### WORK INSTRUCTIONS
Identify every line in the records below that contains the word "this", and copy each of those lines.

── TASK DATA ──

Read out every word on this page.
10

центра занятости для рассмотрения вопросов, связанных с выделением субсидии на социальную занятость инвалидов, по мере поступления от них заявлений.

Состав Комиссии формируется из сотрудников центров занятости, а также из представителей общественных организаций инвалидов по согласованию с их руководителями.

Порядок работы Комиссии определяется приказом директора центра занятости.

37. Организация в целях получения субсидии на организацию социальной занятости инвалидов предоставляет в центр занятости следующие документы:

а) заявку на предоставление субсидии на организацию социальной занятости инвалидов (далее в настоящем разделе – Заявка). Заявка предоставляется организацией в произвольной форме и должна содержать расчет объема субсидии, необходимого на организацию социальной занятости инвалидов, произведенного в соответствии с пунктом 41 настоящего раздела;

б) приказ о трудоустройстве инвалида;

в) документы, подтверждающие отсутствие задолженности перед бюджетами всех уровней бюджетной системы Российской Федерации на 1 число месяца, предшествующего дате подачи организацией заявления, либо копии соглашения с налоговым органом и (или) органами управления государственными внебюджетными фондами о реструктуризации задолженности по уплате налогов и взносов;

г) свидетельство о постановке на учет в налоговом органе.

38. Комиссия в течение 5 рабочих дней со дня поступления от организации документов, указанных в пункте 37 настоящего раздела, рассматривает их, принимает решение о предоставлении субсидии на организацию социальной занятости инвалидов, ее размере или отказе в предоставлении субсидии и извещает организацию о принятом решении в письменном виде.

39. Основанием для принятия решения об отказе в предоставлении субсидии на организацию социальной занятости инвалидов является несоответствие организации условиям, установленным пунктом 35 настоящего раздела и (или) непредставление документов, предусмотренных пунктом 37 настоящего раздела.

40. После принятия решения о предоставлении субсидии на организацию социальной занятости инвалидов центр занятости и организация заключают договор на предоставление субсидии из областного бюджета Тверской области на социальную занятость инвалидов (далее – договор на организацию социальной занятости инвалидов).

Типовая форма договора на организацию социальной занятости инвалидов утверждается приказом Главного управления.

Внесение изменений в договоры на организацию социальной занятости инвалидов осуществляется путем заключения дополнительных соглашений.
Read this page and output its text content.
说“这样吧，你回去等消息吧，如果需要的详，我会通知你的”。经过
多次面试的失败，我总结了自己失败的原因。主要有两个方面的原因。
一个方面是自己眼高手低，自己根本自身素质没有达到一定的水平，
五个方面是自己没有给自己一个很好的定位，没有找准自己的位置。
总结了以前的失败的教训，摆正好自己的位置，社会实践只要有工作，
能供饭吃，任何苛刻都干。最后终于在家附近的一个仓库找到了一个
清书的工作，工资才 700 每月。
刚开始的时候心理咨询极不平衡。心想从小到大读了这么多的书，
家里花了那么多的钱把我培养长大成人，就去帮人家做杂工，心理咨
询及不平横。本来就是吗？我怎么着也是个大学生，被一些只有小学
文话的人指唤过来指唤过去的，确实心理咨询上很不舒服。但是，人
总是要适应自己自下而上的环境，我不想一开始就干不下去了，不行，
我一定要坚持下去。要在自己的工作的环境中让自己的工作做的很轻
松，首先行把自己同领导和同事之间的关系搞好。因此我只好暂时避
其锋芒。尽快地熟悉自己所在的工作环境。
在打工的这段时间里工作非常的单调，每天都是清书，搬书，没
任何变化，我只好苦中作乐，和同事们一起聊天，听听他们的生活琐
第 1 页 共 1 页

───

### RESPONSE TO THE TASK
Read out every word on this page.
Read this page and output its text content.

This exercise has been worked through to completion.